GrilledSteezeSandwich said:


> I always thought there was an overabundance in food..




Have you missed the Sally Struthers commercials that have aired for the past twenty years?


----------



## GrilledSteezeSandwich (Apr 22, 2008)

deadheadskier said:


> Have you missed the Sally Struthers commercials that have aired for the past twenty years?



Yeah but there's plenty of food in the world..it's just that those areas are too arid for good farming, too poor to buy food, and their governments are so corrupt that even food donations usually don't make it to the people.  BTW Sally Struthers was way hotter in All in the Family...she and Meathead Rob Reiner ate enough food for an African village..


----------



## twinplanx (Apr 23, 2008)

WOW... Some good information there.  ckofer post was especially informative. (if some what dated)
And to think I really just started this thread because the current situation has become a major factor in deciding to head to Tux's this weekend.


----------



## ckofer (Apr 26, 2008)

*Where's the price of oil headed?  By JOHN PORRETTO*

* The Associated Press 	*

 	                 		     		 HOUSTON – Oil's meteoric rise to near $120 a barrel looks like more than just another economic bubble – growing demand and tighter supplies are likely to keep prices high. Some analysts say even $200 a barrel would not be out of the question.

The latest price surge – pushing crude to record heights in recent weeks, and to nearly double its level a year ago – has some key components of a classic bubble, when market prices climb far above their intrinsic value. The burst comes when investors realize the assets are overvalued.

But growing worldwide thirst for crude, in large part from the rapidly developing economies of China and India, means frustrated consumers probably won't get any relief.

"We can do our homework, but prices are going to go where they want to go at this point," said Jeff Spittel, an analyst at investment bank Natixis Bleichroeder Inc.

Americans who hoped to ride out temporarily high prices by carpooling or driving less may have to make those habits permanent. And because of the premium prices, oil companies may be willing to search out more oil in places they previously couldn't afford to explore.

Oil came close to $120 a barrel Friday on news that a ship under contract to the U.S. Defense Department fired warning shots at two Iranian boats in the Persian Gulf. The markets were also weighing the effects of a pipeline attack in Nigeria and a looming refinery strike in Scotland.

Retail gas prices, which at times rise in tandem with crude oil, moved further into record territory near $3.60 a gallon.

The Organization of Petroleum Exporting Countries – which supplies about 40 percent of the world's crude – insists it's supplying more than enough oil.

Instead, many observers blame speculative traders for bidding up the price as a hedge against inflation and as protection from the sinking U.S. dollar. Some see that as evidence of a bubble.

RECORD EXCERPTS —

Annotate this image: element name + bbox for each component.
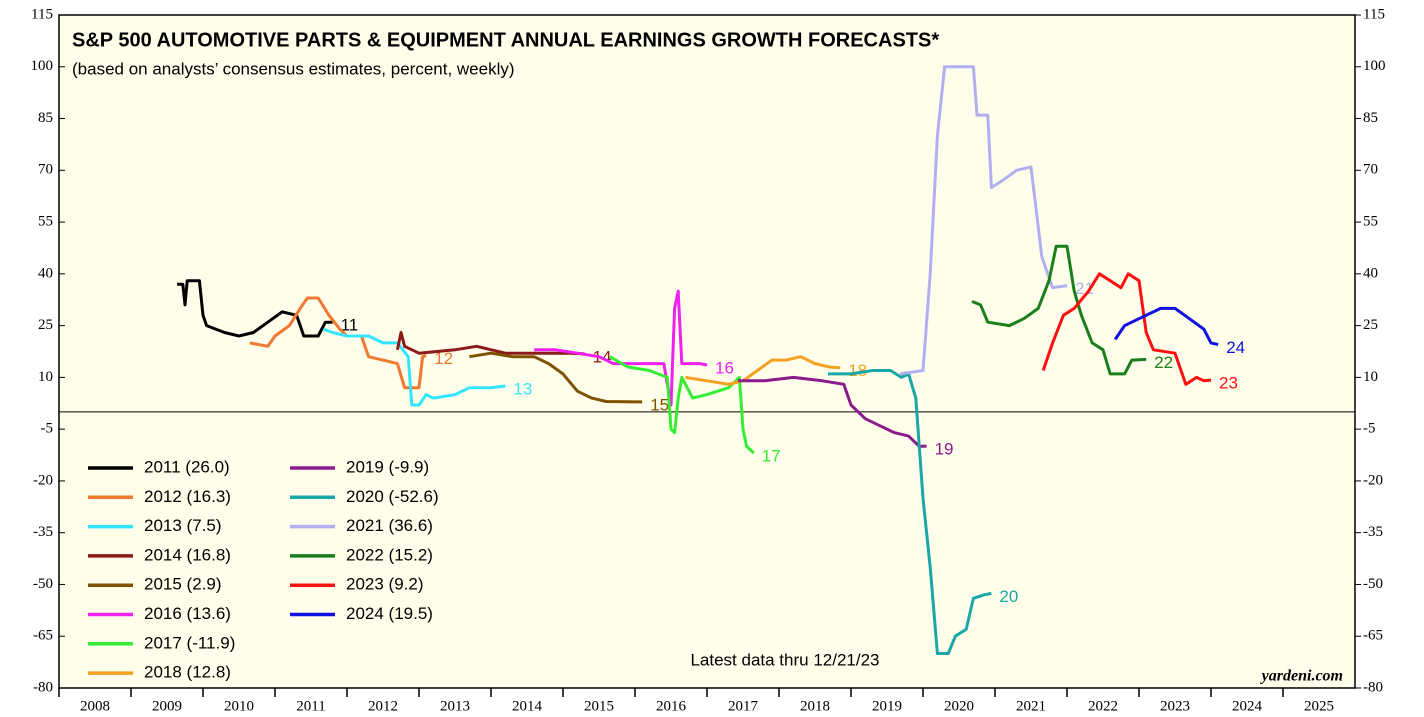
x-tick-label: 2013 — [440, 698, 470, 714]
end-label: 21 — [1075, 279, 1094, 298]
x-tick-label: 2019 — [872, 698, 902, 714]
y-tick-label: -20 — [33, 472, 53, 488]
chart-title: S&P 500 AUTOMOTIVE PARTS & EQUIPMENT ANN… — [72, 29, 939, 51]
x-tick-label: 2016 — [656, 698, 687, 714]
plot-area — [58, 14, 1356, 689]
x-tick-label: 2011 — [296, 698, 325, 714]
x-tick-label: 2018 — [800, 698, 830, 714]
source: yardeni.com — [1260, 668, 1343, 685]
end-label: 22 — [1154, 353, 1173, 372]
y2-tick-label: -50 — [1363, 576, 1383, 592]
y-tick-label: -35 — [33, 524, 53, 540]
y2-tick-label: 40 — [1363, 265, 1378, 281]
legend-label: 2017 (-11.9) — [144, 633, 235, 652]
x-tick-label: 2008 — [80, 698, 110, 714]
legend-label: 2019 (-9.9) — [346, 457, 429, 476]
y2-tick-label: -5 — [1363, 421, 1376, 437]
x-tick-label: 2020 — [944, 698, 974, 714]
y-tick-label: 10 — [38, 369, 53, 385]
series-line — [685, 355, 841, 386]
x-tick-label: 2024 — [1232, 698, 1263, 714]
end-label: 17 — [762, 446, 781, 465]
series-line — [322, 327, 506, 407]
legend-label: 2022 (15.2) — [346, 545, 433, 564]
y2-tick-label: -20 — [1363, 472, 1383, 488]
x-tick-label: 2021 — [1016, 698, 1046, 714]
end-label: 16 — [715, 358, 734, 377]
y-tick-label: -5 — [41, 421, 54, 437]
y-tick-label: 55 — [38, 214, 53, 230]
series-line — [249, 296, 427, 390]
x-tick-label: 2012 — [368, 698, 398, 714]
x-tick-label: 2009 — [152, 698, 182, 714]
y-tick-label: 40 — [38, 265, 53, 281]
y2-tick-label: -65 — [1363, 628, 1383, 644]
series-line — [899, 65, 1068, 376]
legend-label: 2020 (-52.6) — [346, 487, 439, 506]
end-label: 24 — [1226, 338, 1245, 357]
annotation: Latest data thru 12/21/23 — [690, 650, 879, 669]
legend-label: 2013 (7.5) — [144, 516, 222, 535]
end-label: 15 — [650, 395, 669, 414]
series-line — [534, 289, 708, 407]
x-tick-label: 2014 — [512, 698, 543, 714]
series-line — [177, 279, 333, 338]
y-tick-label: -80 — [33, 679, 53, 695]
series-line — [469, 351, 643, 404]
end-label: 13 — [513, 379, 532, 398]
end-label: 18 — [848, 361, 867, 380]
legend-label: 2018 (12.8) — [144, 663, 231, 682]
y2-tick-label: -35 — [1363, 524, 1383, 540]
x-tick-label: 2010 — [224, 698, 254, 714]
y-tick-label: 115 — [31, 6, 53, 22]
y2-tick-label: 55 — [1363, 214, 1378, 230]
legend-label: 2016 (13.6) — [144, 604, 231, 623]
legend-label: 2014 (16.8) — [144, 545, 231, 564]
y-tick-label: -50 — [33, 576, 53, 592]
legend-label: 2023 (9.2) — [346, 575, 424, 594]
x-tick-label: 2015 — [584, 698, 614, 714]
series-line — [1113, 306, 1219, 347]
x-tick-label: 2025 — [1304, 698, 1334, 714]
y2-tick-label: 115 — [1363, 6, 1385, 22]
legend-label: 2015 (2.9) — [144, 575, 222, 594]
series-line — [971, 244, 1147, 376]
end-label: 11 — [341, 316, 359, 335]
series-line — [609, 355, 755, 455]
y-tick-label: 100 — [31, 58, 54, 74]
chart-subtitle: (based on analysts’ consensus estimates,… — [72, 59, 515, 78]
y2-tick-label: 70 — [1363, 162, 1378, 178]
y2-tick-label: 25 — [1363, 317, 1378, 333]
legend-label: 2011 (26.0) — [144, 457, 230, 476]
series-line — [1041, 272, 1212, 386]
series-line — [828, 369, 992, 655]
x-tick-label: 2017 — [728, 698, 759, 714]
legend-label: 2021 (36.6) — [346, 516, 433, 535]
x-tick-label: 2022 — [1088, 698, 1118, 714]
end-label: 20 — [999, 587, 1018, 606]
end-label: 19 — [935, 440, 954, 459]
y-tick-label: 25 — [38, 317, 53, 333]
y2-tick-label: -80 — [1363, 679, 1383, 695]
end-label: 23 — [1219, 374, 1238, 393]
y2-tick-label: 100 — [1363, 58, 1386, 74]
series-line — [738, 375, 927, 448]
y2-tick-label: 10 — [1363, 369, 1378, 385]
y2-tick-label: 85 — [1363, 110, 1378, 126]
y-tick-label: 85 — [38, 110, 53, 126]
legend-label: 2012 (16.3) — [144, 487, 231, 506]
y-tick-label: 70 — [38, 162, 53, 178]
y-tick-label: -65 — [33, 628, 53, 644]
end-label: 12 — [434, 349, 453, 368]
legend-label: 2024 (19.5) — [346, 604, 433, 623]
x-tick-label: 2023 — [1160, 698, 1190, 714]
series-line — [395, 331, 585, 356]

WHAT THE TASK ASKS —
Retype the passage of the forum thread on oil and food prices from "## ckofer (Apr" up to and including "of the question.". The records have nothing to do with the forum thread on oil and food prices.

OUTPUT OF THE TASK —
## ckofer (Apr 26, 2008)

*Where's the price of oil headed?  By JOHN PORRETTO*

* The Associated Press 	*

 	                 		     		 HOUSTON – Oil's meteoric rise to near $120 a barrel looks like more than just another economic bubble – growing demand and tighter supplies are likely to keep prices high. Some analysts say even $200 a barrel would not be out of the question.